▶ [What you need to do]
Search the records that follow and extract every line containing the string "不正确的一项是".

:: Input material

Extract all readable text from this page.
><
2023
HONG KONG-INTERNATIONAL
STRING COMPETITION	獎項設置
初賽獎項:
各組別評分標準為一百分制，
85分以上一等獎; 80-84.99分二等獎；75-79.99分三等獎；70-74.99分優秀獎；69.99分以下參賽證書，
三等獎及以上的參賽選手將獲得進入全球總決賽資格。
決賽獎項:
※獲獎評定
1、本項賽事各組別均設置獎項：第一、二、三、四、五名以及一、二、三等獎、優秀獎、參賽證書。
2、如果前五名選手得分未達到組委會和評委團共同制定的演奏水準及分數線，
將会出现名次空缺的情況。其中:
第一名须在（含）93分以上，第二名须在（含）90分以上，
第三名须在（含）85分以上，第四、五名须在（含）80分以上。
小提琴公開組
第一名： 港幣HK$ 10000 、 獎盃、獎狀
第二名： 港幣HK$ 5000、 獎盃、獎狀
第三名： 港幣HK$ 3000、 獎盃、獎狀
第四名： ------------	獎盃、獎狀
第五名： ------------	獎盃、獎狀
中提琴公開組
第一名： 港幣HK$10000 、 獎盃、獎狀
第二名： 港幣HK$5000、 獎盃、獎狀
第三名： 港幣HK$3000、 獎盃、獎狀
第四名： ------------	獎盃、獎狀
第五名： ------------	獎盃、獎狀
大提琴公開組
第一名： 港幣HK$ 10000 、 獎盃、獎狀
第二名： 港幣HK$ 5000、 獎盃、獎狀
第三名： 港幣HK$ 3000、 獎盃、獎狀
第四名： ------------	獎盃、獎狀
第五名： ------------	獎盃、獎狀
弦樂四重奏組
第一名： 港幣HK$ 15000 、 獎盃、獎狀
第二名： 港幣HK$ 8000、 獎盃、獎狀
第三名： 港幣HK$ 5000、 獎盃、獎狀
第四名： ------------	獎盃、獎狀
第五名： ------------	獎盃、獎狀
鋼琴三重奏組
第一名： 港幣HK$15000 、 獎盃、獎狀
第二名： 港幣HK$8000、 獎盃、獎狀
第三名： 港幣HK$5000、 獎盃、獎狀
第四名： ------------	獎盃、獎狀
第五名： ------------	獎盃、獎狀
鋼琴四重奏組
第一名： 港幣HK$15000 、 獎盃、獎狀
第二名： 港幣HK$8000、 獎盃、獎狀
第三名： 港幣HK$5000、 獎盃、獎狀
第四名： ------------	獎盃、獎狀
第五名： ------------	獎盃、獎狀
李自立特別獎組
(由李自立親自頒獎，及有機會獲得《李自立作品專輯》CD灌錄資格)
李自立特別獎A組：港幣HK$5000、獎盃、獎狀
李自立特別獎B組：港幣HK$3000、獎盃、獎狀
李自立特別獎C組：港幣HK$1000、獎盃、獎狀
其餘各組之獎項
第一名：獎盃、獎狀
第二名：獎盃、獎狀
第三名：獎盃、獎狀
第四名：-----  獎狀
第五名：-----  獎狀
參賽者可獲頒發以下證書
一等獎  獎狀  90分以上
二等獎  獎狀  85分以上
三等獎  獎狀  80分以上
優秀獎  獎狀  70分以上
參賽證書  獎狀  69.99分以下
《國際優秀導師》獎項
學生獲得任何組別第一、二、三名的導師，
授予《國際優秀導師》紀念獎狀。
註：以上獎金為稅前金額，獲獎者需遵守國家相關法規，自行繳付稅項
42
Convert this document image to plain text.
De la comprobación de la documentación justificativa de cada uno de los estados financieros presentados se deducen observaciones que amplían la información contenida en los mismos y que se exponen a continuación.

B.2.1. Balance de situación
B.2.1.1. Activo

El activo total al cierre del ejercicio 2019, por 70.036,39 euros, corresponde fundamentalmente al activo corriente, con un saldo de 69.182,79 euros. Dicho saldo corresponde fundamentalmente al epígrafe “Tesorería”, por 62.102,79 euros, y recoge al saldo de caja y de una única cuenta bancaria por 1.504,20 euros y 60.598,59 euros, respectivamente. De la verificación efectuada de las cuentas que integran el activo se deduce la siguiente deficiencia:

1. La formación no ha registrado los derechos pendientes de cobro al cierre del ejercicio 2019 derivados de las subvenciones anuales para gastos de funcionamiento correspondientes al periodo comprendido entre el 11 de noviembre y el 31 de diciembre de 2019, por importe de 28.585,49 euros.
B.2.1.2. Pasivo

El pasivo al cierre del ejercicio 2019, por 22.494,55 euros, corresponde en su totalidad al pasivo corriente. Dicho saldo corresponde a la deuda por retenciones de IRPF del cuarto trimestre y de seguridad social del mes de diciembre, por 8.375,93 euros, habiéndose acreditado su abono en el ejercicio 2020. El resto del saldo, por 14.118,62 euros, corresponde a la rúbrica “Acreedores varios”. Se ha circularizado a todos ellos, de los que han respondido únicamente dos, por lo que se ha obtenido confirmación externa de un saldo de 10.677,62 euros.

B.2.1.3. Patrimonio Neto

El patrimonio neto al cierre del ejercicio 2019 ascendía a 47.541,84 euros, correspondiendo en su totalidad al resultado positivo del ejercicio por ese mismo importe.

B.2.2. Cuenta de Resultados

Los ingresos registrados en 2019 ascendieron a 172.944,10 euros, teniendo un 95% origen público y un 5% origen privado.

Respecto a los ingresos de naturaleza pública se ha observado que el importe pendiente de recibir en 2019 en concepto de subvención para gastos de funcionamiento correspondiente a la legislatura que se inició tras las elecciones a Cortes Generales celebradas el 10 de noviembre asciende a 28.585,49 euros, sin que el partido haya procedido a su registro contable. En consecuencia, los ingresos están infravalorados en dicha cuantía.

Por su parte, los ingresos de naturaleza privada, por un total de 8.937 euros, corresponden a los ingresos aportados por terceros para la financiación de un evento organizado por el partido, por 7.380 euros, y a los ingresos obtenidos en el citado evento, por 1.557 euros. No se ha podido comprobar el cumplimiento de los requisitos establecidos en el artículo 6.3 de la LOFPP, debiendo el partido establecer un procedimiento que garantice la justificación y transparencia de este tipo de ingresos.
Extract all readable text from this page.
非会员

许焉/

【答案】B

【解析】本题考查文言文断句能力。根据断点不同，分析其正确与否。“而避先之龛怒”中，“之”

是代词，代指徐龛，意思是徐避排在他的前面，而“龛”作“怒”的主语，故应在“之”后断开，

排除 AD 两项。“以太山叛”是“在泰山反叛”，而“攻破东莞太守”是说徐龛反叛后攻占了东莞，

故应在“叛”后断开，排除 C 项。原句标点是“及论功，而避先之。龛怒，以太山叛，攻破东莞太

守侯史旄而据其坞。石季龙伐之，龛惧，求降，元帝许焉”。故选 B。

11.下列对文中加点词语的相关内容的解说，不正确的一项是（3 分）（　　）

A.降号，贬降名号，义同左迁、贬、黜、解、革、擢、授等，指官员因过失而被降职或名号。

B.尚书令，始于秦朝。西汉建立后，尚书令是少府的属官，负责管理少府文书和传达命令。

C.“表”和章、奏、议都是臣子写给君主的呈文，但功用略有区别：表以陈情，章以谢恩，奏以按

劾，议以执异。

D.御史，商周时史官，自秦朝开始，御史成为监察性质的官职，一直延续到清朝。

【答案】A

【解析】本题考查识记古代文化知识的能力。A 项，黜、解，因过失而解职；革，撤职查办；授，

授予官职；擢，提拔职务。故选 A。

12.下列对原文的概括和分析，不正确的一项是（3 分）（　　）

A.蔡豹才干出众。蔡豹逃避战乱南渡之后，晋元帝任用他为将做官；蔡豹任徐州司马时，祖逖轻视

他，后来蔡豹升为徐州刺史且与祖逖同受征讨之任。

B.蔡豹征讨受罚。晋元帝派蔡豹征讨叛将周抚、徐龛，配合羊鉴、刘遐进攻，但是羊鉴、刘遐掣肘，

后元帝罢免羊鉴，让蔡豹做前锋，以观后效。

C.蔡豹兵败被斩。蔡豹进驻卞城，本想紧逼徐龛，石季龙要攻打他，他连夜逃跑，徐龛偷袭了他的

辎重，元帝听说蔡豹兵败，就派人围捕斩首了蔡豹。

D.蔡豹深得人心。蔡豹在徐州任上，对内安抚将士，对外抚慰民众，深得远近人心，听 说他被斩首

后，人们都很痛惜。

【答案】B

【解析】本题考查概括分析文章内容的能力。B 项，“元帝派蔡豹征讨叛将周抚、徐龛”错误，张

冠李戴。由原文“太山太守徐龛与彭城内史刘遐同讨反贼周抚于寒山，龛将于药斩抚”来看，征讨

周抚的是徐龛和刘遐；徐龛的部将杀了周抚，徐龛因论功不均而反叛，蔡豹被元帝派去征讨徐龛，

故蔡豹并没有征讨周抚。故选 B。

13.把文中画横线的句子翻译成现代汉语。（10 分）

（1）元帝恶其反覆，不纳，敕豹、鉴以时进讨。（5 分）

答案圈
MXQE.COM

::::

▶ [Written answer]
11.下列对文中加点词语的相关内容的解说，不正确的一项是（3 分）（　　）
12.下列对原文的概括和分析，不正确的一项是（3 分）（　　）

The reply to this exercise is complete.